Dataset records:
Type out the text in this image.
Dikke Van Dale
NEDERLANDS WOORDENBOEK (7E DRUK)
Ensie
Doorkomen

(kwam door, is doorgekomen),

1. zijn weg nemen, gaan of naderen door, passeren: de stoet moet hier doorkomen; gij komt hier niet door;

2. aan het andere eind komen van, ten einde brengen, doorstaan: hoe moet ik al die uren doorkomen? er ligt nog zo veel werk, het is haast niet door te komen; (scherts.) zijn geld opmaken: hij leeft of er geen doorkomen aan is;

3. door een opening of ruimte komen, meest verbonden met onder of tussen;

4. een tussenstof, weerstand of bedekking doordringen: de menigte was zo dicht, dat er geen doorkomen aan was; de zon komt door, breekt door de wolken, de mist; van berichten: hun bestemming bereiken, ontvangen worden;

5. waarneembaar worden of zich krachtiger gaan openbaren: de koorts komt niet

...

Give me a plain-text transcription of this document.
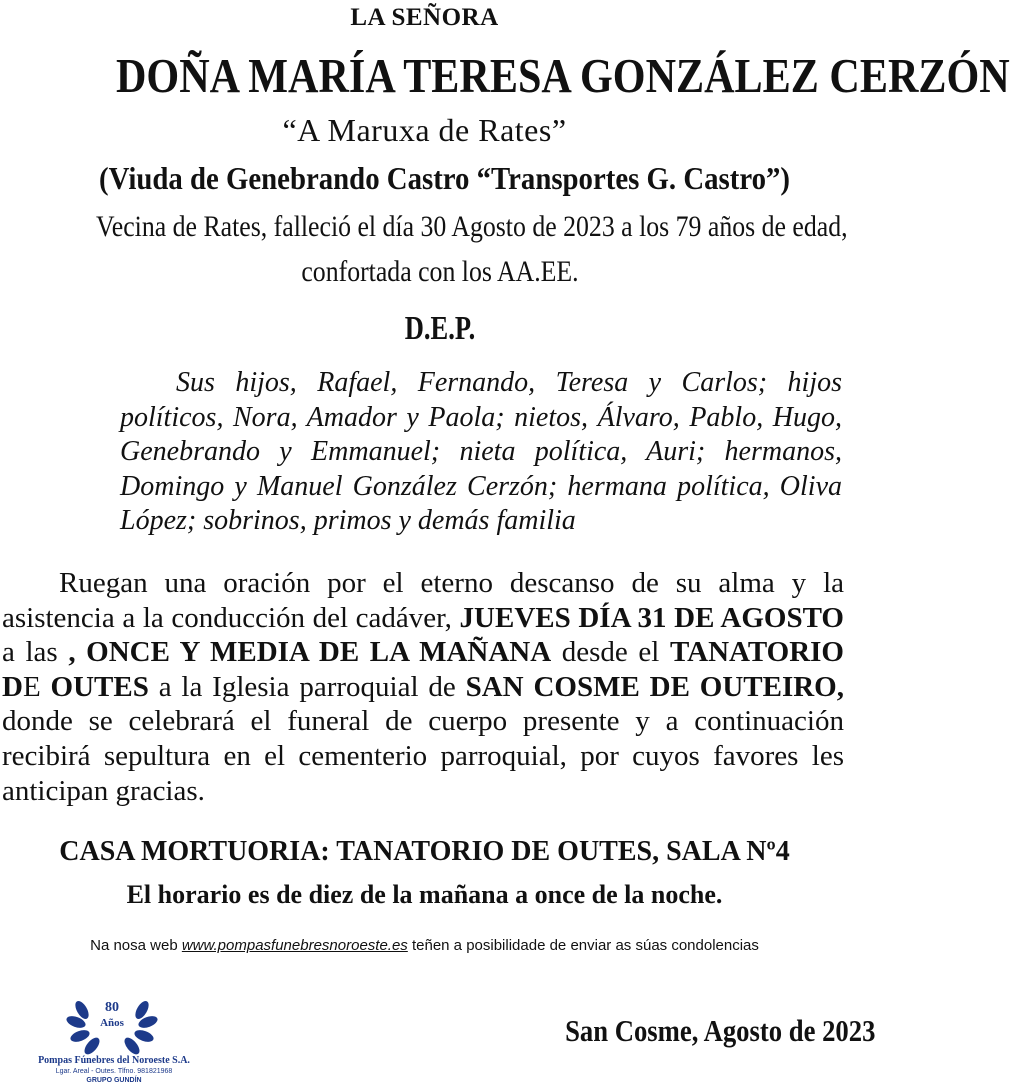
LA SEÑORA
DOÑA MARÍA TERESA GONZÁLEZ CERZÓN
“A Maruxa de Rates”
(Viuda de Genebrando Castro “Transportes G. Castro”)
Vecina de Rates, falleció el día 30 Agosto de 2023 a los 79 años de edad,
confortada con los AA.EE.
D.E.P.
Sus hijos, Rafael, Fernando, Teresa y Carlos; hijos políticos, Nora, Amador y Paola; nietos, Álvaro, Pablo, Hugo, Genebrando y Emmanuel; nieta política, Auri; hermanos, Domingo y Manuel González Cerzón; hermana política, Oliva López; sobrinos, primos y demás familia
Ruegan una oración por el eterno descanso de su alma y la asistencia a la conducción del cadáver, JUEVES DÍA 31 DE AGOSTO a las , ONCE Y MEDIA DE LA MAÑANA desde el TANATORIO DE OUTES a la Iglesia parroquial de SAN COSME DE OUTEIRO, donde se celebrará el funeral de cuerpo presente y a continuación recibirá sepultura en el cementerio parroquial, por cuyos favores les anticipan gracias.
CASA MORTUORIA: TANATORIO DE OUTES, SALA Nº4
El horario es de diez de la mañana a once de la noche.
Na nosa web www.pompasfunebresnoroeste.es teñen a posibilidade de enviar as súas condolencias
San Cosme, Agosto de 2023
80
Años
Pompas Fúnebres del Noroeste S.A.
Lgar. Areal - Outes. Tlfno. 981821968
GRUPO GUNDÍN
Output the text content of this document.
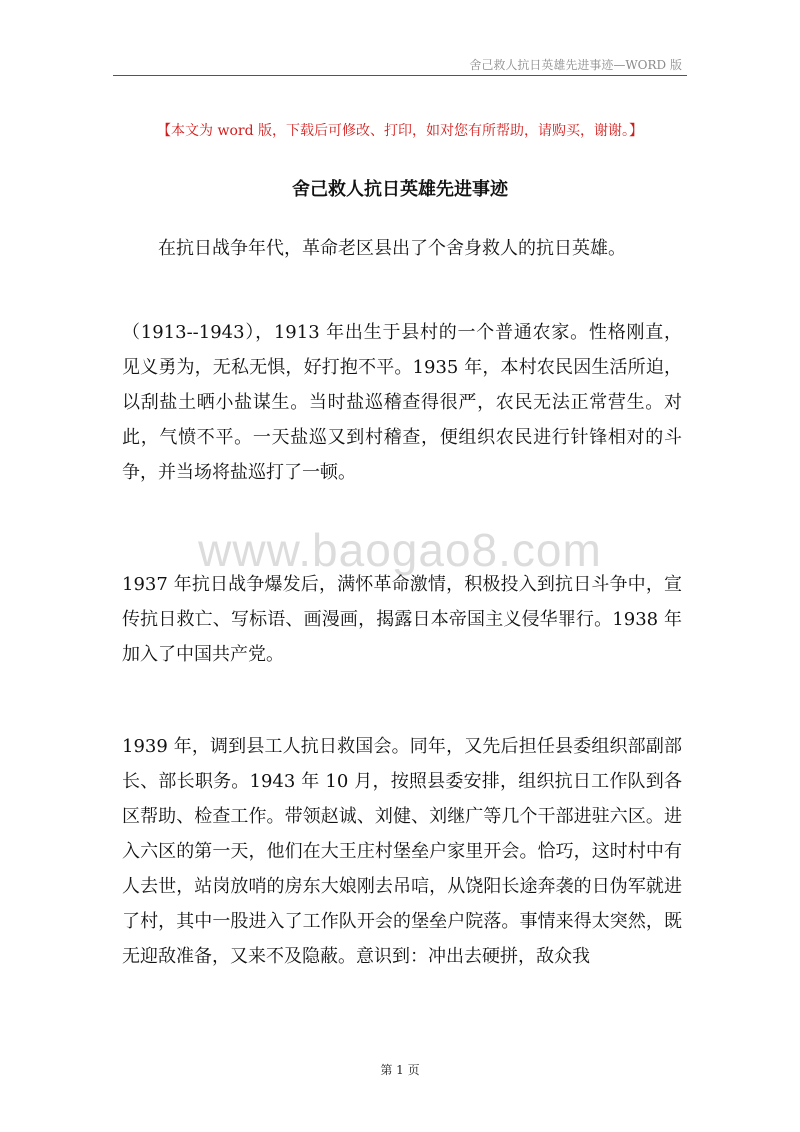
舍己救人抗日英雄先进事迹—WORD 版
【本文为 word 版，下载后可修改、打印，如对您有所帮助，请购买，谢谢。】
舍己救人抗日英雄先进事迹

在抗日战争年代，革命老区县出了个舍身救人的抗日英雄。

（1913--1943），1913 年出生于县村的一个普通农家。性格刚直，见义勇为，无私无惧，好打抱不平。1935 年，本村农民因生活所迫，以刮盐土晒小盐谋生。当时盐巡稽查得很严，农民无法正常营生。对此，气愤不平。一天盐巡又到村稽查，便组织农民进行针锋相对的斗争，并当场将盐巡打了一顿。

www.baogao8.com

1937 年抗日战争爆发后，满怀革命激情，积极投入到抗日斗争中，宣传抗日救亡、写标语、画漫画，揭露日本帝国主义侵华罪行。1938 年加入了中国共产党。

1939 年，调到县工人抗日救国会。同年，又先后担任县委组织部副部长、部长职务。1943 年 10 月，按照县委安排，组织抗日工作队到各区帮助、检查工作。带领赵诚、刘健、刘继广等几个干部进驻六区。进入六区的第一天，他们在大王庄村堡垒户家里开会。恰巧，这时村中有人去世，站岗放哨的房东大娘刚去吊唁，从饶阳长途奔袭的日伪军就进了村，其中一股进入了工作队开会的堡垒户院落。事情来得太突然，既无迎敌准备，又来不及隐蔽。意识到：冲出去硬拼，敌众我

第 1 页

* * *

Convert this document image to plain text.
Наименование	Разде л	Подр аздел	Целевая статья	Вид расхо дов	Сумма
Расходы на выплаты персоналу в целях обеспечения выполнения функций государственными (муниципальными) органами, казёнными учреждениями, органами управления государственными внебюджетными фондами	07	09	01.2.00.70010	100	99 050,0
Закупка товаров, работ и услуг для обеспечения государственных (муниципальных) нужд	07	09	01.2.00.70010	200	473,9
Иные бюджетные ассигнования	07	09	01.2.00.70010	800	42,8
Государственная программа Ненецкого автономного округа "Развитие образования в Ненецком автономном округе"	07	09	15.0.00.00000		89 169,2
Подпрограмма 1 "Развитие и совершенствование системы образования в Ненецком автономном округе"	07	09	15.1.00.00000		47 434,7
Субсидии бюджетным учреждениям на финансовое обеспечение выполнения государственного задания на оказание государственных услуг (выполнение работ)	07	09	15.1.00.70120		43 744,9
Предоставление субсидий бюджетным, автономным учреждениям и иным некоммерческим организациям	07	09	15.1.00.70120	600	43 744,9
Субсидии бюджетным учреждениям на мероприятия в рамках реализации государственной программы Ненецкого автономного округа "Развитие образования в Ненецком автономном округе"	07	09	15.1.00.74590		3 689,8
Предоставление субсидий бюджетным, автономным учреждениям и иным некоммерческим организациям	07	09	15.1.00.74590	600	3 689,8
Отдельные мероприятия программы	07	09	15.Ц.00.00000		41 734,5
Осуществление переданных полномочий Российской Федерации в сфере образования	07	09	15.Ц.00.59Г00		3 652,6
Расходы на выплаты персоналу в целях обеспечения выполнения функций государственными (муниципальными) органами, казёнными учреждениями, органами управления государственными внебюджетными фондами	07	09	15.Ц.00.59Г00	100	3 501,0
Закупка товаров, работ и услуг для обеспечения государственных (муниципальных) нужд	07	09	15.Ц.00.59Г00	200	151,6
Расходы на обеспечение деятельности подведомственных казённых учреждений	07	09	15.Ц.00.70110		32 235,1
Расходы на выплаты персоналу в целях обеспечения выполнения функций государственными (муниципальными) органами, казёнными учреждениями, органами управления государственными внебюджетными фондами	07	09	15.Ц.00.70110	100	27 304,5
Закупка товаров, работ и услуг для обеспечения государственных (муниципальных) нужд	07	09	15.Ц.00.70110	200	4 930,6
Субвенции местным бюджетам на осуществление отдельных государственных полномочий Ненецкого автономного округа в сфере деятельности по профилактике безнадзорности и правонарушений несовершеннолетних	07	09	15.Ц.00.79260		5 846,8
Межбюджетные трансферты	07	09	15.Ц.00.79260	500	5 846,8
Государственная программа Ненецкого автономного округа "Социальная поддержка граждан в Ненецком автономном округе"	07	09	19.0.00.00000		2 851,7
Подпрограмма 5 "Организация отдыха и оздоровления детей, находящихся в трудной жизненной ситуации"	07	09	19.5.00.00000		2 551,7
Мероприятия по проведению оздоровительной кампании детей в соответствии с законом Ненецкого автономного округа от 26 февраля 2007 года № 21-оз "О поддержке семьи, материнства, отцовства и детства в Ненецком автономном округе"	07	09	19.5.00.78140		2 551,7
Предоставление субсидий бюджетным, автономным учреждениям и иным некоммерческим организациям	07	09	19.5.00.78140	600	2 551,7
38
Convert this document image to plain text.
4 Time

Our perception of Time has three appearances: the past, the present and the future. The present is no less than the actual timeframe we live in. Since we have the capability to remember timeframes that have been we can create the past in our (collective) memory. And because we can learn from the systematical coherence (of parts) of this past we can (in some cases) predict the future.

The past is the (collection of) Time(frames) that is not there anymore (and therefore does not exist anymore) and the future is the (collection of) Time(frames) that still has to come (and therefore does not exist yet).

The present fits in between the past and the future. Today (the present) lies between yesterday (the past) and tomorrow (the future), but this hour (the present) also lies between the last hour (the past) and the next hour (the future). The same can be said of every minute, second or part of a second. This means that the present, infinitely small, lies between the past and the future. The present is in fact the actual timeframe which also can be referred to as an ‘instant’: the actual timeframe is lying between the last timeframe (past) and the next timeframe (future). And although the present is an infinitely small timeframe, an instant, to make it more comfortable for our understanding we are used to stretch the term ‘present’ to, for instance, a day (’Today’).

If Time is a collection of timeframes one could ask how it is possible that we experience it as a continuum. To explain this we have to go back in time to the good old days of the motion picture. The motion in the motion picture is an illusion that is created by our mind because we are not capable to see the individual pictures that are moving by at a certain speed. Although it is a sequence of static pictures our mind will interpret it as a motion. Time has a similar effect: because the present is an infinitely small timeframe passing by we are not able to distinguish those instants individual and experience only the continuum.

*What to do*: In the material above, show every line where the word "Государственная" turns up.

*Solution for this task*:
Государственная программа Ненецкого автономного округа "Развитие образования в Ненецком автономном округе"	07	09	15.0.00.00000		89 169,2
Государственная программа Ненецкого автономного округа "Социальная поддержка граждан в Ненецком автономном округе"	07	09	19.0.00.00000		2 851,7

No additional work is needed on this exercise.